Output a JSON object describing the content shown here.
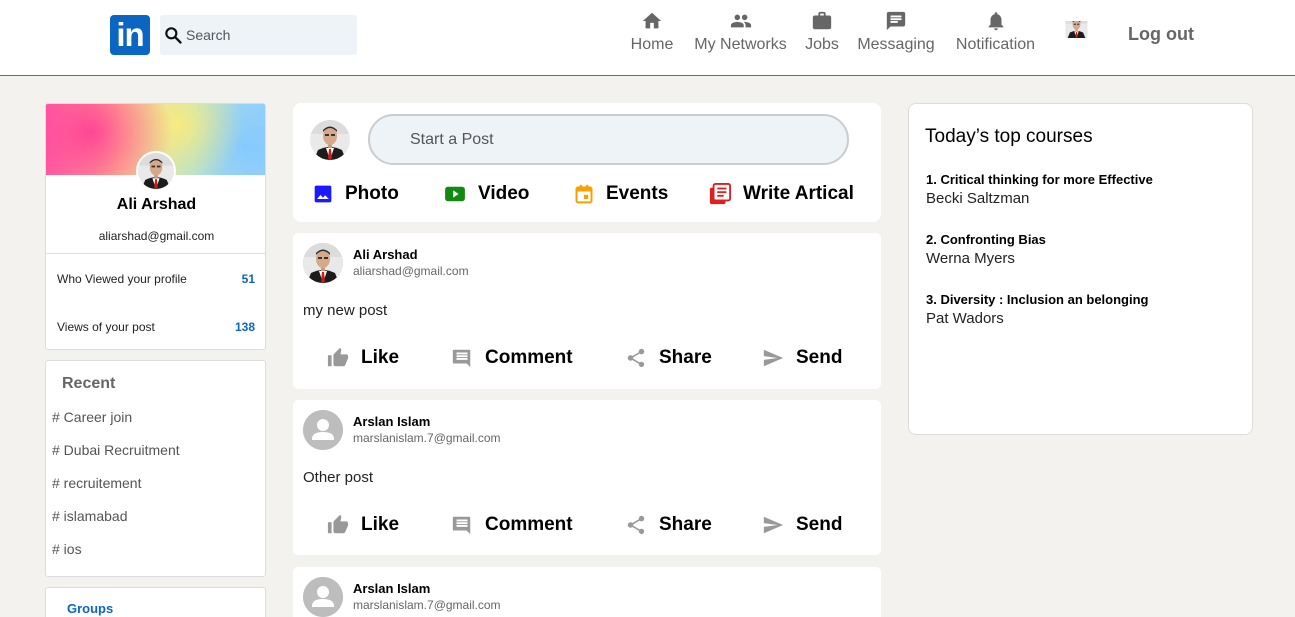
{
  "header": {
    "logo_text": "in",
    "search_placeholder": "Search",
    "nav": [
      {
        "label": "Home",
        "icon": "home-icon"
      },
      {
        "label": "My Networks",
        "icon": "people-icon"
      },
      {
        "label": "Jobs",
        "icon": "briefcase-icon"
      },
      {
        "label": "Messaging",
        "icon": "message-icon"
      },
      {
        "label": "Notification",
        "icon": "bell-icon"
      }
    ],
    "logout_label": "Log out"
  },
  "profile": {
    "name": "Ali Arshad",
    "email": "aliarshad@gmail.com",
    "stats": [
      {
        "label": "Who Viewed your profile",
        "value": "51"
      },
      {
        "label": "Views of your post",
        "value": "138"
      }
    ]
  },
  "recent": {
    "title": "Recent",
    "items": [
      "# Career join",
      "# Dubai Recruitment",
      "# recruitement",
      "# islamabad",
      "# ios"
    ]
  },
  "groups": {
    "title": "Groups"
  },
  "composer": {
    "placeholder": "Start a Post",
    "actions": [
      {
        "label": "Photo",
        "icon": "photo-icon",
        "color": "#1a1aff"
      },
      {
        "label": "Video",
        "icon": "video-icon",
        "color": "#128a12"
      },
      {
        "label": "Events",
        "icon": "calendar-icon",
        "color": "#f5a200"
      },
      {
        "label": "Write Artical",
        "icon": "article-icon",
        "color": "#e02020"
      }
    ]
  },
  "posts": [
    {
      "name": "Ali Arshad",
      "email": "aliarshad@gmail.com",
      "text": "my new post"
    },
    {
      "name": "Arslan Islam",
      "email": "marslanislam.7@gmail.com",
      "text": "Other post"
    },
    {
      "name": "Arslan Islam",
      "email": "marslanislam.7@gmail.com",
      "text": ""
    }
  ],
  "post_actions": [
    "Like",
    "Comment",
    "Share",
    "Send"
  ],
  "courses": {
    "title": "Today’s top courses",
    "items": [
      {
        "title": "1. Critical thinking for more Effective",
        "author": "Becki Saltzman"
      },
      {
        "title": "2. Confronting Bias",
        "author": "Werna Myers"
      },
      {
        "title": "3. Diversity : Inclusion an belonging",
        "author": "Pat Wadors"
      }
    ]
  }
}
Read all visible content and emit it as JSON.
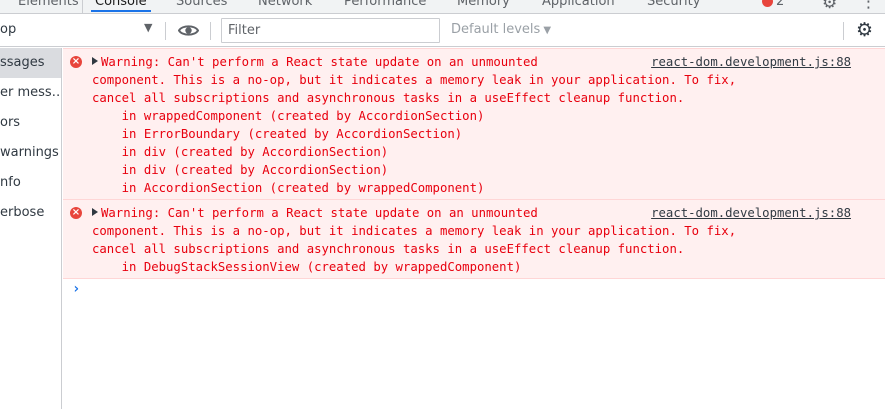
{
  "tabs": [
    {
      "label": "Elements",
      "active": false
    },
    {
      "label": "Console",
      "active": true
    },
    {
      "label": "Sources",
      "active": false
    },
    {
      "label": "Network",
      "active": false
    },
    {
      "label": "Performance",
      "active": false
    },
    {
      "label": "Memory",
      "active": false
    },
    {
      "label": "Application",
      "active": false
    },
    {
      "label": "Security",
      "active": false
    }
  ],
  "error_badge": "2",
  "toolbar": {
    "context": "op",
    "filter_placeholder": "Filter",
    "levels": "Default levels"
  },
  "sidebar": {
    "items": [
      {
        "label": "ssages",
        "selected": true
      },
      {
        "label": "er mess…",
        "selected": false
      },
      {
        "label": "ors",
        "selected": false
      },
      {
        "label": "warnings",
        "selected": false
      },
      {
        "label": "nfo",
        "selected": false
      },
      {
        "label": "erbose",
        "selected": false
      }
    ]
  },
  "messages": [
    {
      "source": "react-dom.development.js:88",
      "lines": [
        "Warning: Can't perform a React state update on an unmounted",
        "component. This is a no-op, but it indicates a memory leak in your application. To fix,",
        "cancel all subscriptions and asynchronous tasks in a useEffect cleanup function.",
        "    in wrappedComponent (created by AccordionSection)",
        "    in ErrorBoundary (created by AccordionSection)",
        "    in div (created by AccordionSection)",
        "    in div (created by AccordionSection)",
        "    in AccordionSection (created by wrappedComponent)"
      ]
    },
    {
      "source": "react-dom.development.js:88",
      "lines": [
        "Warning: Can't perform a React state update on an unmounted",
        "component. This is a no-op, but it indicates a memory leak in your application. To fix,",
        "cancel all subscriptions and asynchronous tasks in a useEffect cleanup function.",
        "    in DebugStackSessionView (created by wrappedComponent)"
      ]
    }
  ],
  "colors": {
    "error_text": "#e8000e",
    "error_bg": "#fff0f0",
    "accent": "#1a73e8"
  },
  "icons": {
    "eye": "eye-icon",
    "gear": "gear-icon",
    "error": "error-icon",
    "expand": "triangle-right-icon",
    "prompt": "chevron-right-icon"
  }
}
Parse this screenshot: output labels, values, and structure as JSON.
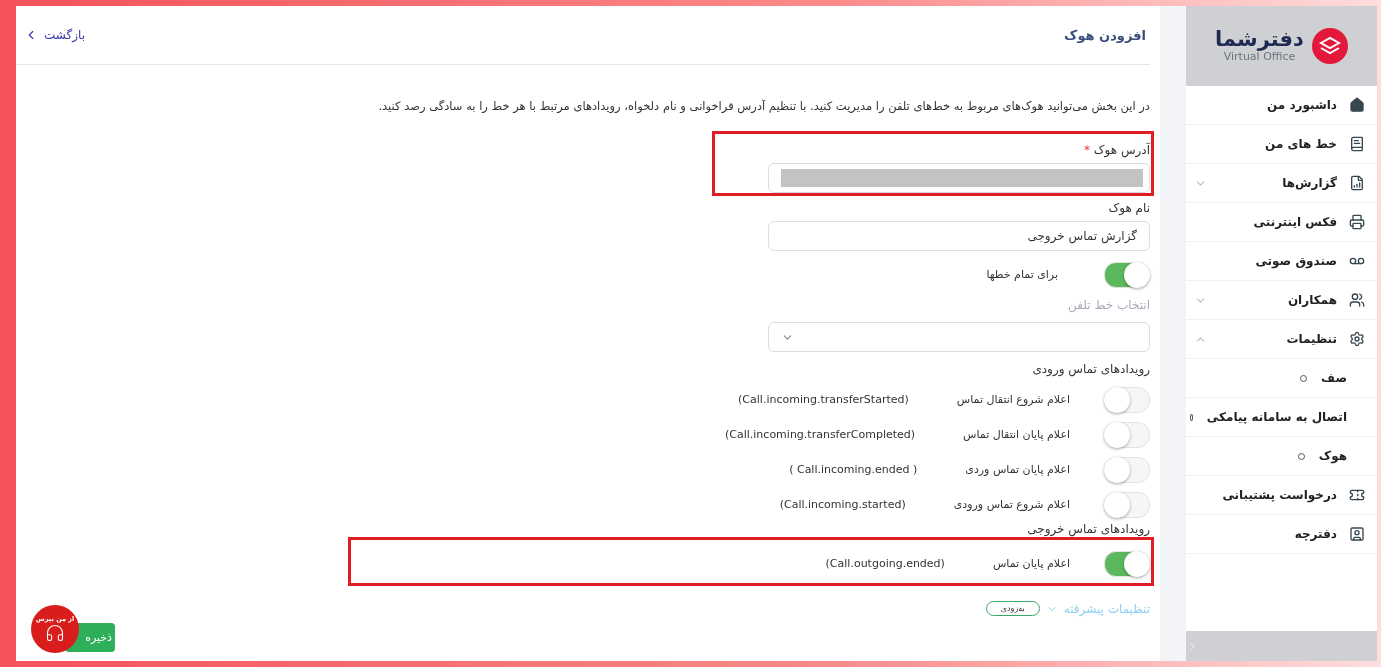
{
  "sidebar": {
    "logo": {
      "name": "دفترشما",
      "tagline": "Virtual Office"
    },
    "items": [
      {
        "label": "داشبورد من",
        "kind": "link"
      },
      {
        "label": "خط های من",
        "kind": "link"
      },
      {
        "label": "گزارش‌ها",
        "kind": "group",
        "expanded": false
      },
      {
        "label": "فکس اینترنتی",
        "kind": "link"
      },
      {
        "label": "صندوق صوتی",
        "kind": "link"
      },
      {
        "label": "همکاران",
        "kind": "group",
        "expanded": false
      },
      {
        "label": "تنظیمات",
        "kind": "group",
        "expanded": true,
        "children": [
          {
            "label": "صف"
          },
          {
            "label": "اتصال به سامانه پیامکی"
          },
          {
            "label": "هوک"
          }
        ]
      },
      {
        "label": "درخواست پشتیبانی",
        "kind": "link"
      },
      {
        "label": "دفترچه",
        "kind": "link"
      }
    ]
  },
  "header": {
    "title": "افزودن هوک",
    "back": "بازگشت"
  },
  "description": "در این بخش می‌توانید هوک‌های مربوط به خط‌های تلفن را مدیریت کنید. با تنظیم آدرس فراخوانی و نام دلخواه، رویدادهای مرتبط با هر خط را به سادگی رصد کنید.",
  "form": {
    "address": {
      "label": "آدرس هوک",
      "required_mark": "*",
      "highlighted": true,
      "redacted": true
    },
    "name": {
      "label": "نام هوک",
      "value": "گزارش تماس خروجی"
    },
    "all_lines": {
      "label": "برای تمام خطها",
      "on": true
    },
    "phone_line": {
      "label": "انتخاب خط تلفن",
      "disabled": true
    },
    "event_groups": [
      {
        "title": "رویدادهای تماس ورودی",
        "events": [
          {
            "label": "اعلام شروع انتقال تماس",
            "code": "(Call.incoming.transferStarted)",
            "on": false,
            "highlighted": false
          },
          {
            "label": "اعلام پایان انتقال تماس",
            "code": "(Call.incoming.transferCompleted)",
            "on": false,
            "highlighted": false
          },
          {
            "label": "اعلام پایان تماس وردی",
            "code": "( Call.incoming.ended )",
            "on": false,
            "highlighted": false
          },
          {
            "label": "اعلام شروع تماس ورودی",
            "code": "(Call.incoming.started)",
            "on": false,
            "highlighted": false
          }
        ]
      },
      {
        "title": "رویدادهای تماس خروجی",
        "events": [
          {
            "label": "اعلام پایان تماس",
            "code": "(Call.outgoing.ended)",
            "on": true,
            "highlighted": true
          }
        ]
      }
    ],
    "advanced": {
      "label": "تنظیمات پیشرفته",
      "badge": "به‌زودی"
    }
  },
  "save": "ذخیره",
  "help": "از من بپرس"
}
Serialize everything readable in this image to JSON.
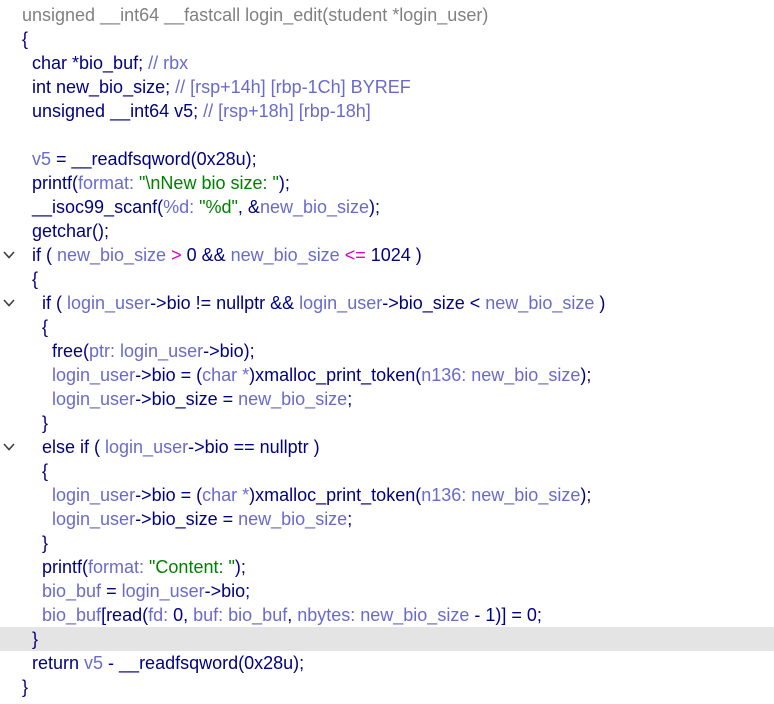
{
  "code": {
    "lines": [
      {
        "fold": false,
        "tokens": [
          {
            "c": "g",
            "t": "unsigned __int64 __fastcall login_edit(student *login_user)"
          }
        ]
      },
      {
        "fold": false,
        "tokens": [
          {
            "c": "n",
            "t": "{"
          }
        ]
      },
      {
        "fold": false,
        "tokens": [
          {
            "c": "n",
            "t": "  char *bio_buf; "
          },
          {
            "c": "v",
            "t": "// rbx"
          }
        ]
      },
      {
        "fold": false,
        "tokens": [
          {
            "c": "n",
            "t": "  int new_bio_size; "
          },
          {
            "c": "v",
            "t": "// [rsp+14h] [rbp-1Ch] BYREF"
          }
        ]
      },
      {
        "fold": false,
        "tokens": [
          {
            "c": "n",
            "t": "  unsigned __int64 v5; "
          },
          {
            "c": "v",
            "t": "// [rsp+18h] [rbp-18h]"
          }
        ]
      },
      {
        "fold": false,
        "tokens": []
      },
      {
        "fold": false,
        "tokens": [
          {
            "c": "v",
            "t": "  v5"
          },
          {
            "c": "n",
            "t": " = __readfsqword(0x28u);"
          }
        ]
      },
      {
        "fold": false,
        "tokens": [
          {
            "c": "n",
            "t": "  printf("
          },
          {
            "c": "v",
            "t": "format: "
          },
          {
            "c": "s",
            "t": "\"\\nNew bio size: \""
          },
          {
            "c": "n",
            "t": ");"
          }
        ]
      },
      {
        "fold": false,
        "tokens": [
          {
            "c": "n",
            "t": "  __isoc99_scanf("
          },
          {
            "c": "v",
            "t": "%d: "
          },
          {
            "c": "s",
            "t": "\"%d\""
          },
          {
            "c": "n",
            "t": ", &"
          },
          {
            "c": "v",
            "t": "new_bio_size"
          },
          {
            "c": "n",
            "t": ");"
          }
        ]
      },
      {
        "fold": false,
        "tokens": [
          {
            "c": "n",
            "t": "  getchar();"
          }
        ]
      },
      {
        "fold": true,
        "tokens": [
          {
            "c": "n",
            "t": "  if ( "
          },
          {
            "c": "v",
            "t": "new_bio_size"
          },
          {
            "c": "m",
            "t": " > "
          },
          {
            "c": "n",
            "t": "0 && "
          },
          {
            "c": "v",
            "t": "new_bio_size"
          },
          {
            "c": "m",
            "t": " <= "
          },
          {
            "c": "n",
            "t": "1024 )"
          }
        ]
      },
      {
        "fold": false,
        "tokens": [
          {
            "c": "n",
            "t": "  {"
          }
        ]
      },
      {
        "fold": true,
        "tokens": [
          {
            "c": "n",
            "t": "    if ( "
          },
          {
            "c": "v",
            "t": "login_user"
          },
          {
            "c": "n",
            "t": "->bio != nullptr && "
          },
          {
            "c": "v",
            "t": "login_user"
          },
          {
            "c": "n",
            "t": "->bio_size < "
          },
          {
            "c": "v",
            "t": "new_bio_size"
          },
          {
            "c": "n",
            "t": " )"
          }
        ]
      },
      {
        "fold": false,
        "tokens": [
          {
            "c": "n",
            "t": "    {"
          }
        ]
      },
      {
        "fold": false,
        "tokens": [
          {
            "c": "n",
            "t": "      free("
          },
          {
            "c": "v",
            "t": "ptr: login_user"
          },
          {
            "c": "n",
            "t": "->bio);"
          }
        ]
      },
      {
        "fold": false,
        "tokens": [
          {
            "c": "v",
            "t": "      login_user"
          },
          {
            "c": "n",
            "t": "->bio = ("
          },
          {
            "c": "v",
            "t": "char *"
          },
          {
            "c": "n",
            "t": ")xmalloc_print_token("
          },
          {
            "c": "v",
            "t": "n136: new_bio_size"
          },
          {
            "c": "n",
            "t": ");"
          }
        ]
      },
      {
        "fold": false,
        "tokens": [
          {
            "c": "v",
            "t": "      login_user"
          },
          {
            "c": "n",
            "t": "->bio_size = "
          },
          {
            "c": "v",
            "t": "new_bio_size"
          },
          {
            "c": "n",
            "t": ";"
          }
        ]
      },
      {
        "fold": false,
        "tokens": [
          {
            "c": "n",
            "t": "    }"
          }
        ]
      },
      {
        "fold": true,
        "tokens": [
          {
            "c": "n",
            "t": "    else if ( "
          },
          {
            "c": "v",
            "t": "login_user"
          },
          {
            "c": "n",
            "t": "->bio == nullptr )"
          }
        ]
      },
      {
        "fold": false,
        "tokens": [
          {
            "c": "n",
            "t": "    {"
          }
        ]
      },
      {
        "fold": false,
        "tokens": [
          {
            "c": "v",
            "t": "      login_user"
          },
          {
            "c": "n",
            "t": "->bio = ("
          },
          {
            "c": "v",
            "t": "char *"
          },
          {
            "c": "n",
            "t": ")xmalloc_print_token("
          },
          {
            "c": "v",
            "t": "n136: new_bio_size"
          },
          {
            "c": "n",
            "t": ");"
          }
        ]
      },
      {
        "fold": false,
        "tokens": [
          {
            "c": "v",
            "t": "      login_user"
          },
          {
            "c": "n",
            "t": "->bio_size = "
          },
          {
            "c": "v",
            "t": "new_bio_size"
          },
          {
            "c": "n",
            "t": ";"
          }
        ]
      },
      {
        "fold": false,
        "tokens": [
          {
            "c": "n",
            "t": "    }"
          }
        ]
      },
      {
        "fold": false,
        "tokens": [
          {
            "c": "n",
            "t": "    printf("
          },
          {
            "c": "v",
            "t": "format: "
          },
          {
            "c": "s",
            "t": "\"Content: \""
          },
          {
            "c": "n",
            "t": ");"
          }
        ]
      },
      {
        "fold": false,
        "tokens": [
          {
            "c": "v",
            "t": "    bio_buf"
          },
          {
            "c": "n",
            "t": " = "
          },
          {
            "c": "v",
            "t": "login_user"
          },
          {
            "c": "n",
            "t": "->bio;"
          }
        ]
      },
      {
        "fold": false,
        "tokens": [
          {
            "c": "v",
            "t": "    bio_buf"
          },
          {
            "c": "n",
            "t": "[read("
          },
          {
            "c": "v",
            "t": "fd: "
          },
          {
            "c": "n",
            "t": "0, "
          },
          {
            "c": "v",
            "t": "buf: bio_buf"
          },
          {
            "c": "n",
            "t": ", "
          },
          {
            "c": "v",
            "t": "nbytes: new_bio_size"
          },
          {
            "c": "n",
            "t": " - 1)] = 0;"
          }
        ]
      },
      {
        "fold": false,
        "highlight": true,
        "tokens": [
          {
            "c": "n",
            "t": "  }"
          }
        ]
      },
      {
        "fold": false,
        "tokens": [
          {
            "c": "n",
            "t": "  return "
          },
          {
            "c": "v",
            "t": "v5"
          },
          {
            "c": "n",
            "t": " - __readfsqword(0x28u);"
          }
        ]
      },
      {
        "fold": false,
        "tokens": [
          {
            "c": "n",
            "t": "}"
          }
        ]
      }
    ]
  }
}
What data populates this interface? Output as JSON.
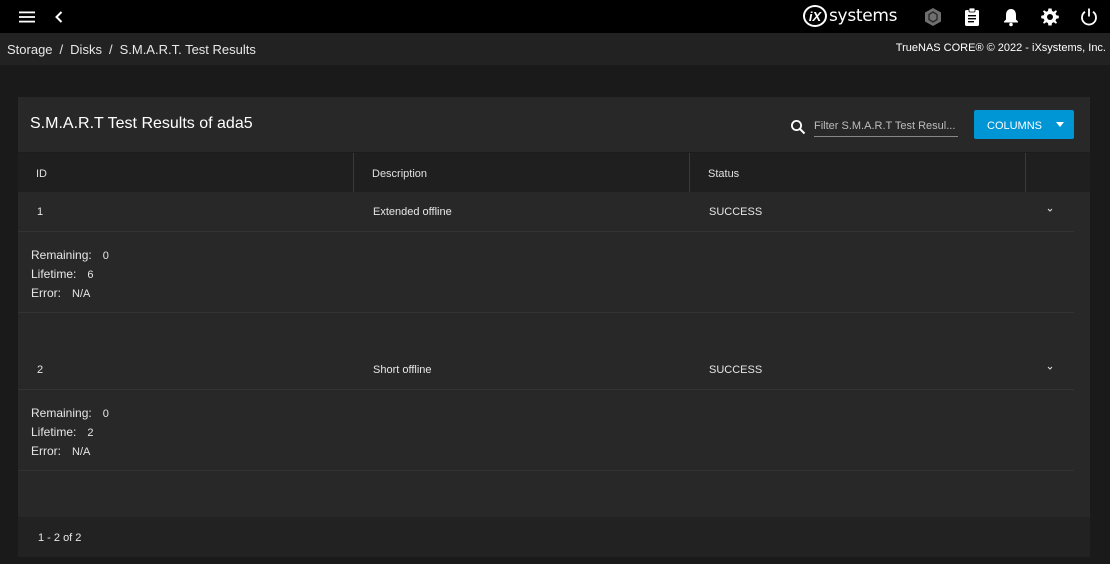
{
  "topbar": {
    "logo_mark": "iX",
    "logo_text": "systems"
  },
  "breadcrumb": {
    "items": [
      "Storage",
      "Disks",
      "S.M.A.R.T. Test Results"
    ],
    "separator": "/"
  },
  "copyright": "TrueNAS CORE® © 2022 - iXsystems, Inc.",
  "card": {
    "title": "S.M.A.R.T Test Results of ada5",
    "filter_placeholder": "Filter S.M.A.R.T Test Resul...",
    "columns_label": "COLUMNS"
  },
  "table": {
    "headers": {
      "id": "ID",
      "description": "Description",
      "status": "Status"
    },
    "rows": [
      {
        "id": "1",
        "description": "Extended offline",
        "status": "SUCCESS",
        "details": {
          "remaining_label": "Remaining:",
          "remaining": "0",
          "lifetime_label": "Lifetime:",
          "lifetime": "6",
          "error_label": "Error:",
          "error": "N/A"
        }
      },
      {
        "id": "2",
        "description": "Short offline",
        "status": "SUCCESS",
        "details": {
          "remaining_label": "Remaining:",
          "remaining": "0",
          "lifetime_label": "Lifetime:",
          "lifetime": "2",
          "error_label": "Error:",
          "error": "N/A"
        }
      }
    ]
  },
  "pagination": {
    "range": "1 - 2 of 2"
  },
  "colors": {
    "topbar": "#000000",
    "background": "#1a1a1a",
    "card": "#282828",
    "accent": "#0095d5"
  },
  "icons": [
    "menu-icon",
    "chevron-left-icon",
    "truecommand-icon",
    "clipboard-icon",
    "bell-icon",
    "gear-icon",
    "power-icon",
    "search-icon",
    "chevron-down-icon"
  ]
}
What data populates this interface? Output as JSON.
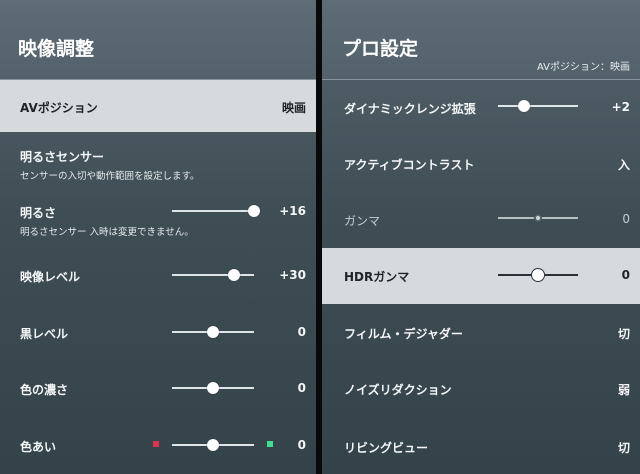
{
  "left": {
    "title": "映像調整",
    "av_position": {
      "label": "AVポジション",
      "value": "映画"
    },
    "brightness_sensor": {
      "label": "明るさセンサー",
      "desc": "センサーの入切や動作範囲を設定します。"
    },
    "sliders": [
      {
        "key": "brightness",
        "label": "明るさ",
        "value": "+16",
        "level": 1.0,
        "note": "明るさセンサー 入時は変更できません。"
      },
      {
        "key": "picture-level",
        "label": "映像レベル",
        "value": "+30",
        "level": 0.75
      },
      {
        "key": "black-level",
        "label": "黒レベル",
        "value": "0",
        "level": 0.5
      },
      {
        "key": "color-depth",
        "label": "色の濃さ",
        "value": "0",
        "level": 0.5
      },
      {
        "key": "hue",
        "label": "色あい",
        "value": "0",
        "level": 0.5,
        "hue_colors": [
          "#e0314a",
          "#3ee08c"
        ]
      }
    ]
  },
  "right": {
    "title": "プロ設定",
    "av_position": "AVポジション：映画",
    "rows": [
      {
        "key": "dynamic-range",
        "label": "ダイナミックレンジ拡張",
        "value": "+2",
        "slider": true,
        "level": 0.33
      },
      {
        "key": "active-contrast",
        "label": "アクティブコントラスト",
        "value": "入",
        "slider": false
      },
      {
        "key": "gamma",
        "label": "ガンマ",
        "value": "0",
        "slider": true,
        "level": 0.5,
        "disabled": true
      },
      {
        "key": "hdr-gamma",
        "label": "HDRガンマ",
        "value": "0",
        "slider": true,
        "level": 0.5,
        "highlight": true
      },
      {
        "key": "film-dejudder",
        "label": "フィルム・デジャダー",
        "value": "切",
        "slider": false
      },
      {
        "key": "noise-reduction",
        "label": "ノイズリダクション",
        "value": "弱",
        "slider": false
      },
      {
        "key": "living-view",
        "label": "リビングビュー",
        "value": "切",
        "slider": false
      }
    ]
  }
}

* _Directive_: Look for lines containing the string "chevron" and copy them all.

* _Finished exercise_:
    "prompt": "chevron-right-icon"
    "chevron-left-icon",
    "chevron-down-icon"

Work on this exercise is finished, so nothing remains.